= RECORDS SUPPLIED =
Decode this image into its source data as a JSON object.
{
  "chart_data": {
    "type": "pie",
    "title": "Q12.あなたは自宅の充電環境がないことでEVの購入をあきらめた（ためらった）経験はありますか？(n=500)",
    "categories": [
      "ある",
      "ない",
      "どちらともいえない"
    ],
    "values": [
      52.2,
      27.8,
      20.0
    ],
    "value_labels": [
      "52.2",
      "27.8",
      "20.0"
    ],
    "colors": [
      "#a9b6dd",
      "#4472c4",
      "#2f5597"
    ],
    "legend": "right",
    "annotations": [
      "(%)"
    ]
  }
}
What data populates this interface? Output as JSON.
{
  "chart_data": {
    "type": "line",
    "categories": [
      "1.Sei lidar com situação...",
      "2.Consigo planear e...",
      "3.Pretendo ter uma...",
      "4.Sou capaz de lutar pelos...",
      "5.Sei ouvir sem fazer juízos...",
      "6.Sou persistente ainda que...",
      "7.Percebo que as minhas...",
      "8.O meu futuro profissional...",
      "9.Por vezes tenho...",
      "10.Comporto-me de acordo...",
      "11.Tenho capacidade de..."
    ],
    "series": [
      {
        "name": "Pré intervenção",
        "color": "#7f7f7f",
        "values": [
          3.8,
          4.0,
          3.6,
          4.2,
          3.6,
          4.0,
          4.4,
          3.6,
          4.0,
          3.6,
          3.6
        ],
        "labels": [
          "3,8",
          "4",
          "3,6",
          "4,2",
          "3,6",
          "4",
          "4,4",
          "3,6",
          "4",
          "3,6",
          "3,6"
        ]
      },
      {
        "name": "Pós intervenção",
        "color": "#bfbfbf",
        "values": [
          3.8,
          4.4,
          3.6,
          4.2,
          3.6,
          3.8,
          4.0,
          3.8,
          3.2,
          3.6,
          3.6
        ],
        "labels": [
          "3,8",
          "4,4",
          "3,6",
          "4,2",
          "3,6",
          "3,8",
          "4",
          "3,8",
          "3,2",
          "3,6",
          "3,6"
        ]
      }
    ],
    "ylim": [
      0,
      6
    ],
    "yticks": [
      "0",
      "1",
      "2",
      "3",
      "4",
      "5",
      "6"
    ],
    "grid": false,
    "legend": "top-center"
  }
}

= TASK TO CARRY OUT =
Set down the listing in full, keeping every word exactly as it is.

= THE OUTPUT =
Decode this image into its source data as a JSON object.
{
  "chart_data": {
    "type": "pie",
    "title": "Q12.あなたは自宅の充電環境がないことでEVの購入をあきらめた（ためらった）経験はありますか？(n=500)",
    "categories": [
      "ある",
      "ない",
      "どちらともいえない"
    ],
    "values": [
      52.2,
      27.8,
      20.0
    ],
    "value_labels": [
      "52.2",
      "27.8",
      "20.0"
    ],
    "colors": [
      "#a9b6dd",
      "#4472c4",
      "#2f5597"
    ],
    "legend": "right",
    "annotations": [
      "(%)"
    ]
  }
}
What data populates this interface? Output as JSON.
{
  "chart_data": {
    "type": "line",
    "categories": [
      "1.Sei lidar com situação...",
      "2.Consigo planear e...",
      "3.Pretendo ter uma...",
      "4.Sou capaz de lutar pelos...",
      "5.Sei ouvir sem fazer juízos...",
      "6.Sou persistente ainda que...",
      "7.Percebo que as minhas...",
      "8.O meu futuro profissional...",
      "9.Por vezes tenho...",
      "10.Comporto-me de acordo...",
      "11.Tenho capacidade de..."
    ],
    "series": [
      {
        "name": "Pré intervenção",
        "color": "#7f7f7f",
        "values": [
          3.8,
          4.0,
          3.6,
          4.2,
          3.6,
          4.0,
          4.4,
          3.6,
          4.0,
          3.6,
          3.6
        ],
        "labels": [
          "3,8",
          "4",
          "3,6",
          "4,2",
          "3,6",
          "4",
          "4,4",
          "3,6",
          "4",
          "3,6",
          "3,6"
        ]
      },
      {
        "name": "Pós intervenção",
        "color": "#bfbfbf",
        "values": [
          3.8,
          4.4,
          3.6,
          4.2,
          3.6,
          3.8,
          4.0,
          3.8,
          3.2,
          3.6,
          3.6
        ],
        "labels": [
          "3,8",
          "4,4",
          "3,6",
          "4,2",
          "3,6",
          "3,8",
          "4",
          "3,8",
          "3,2",
          "3,6",
          "3,6"
        ]
      }
    ],
    "ylim": [
      0,
      6
    ],
    "yticks": [
      "0",
      "1",
      "2",
      "3",
      "4",
      "5",
      "6"
    ],
    "grid": false,
    "legend": "top-center"
  }
}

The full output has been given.